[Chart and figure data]

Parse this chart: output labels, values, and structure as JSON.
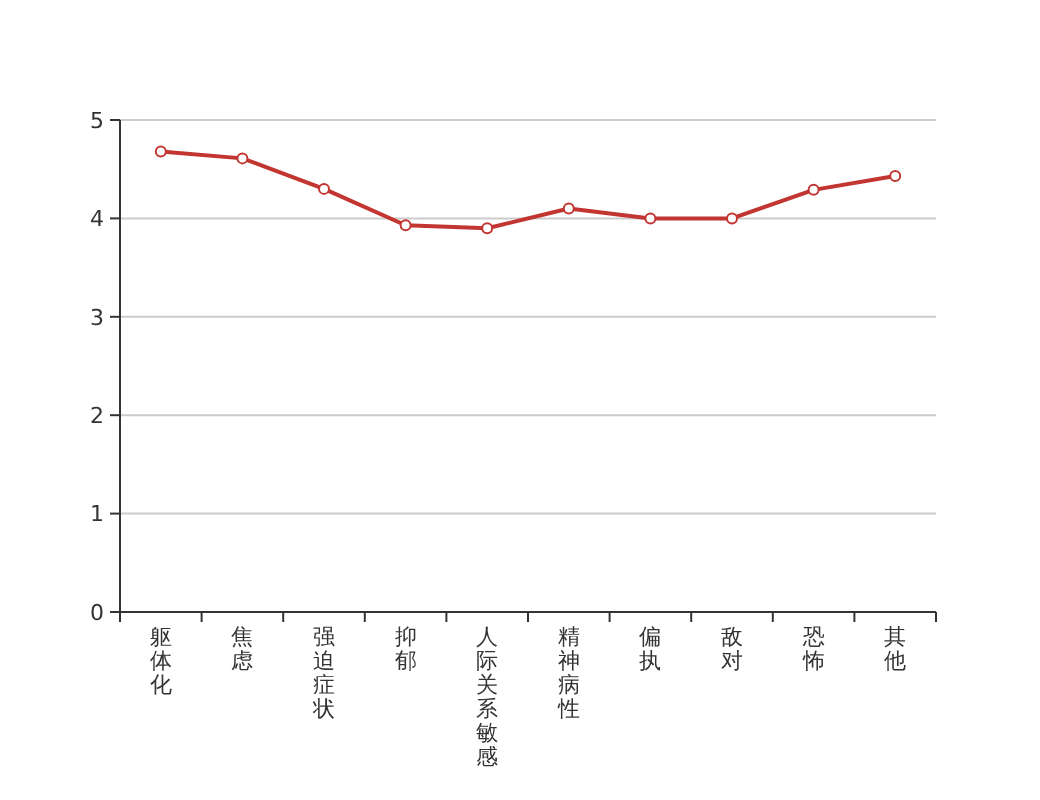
{
  "chart_data": {
    "type": "line",
    "categories": [
      "躯体化",
      "焦虑",
      "强迫症状",
      "抑郁",
      "人际关系敏感",
      "精神病性",
      "偏执",
      "敌对",
      "恐怖",
      "其他"
    ],
    "series": [
      {
        "color": "#c23531",
        "values": [
          4.68,
          4.61,
          4.3,
          3.93,
          3.9,
          4.1,
          4.0,
          4.0,
          4.29,
          4.43
        ]
      }
    ],
    "ylim": [
      0,
      5
    ],
    "yticks": [
      0,
      1,
      2,
      3,
      4,
      5
    ],
    "grid": "y",
    "marker": "circle",
    "line_style": "solid"
  }
}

▸ **The problem**:
Output the entries above exactly. Drop the pictures.

▸ **Exercise response**:
Parse this chart: output labels, values, and structure as JSON.
{
  "chart_data": {
    "type": "line",
    "categories": [
      "躯体化",
      "焦虑",
      "强迫症状",
      "抑郁",
      "人际关系敏感",
      "精神病性",
      "偏执",
      "敌对",
      "恐怖",
      "其他"
    ],
    "series": [
      {
        "color": "#c23531",
        "values": [
          4.68,
          4.61,
          4.3,
          3.93,
          3.9,
          4.1,
          4.0,
          4.0,
          4.29,
          4.43
        ]
      }
    ],
    "ylim": [
      0,
      5
    ],
    "yticks": [
      0,
      1,
      2,
      3,
      4,
      5
    ],
    "grid": "y",
    "marker": "circle",
    "line_style": "solid"
  }
}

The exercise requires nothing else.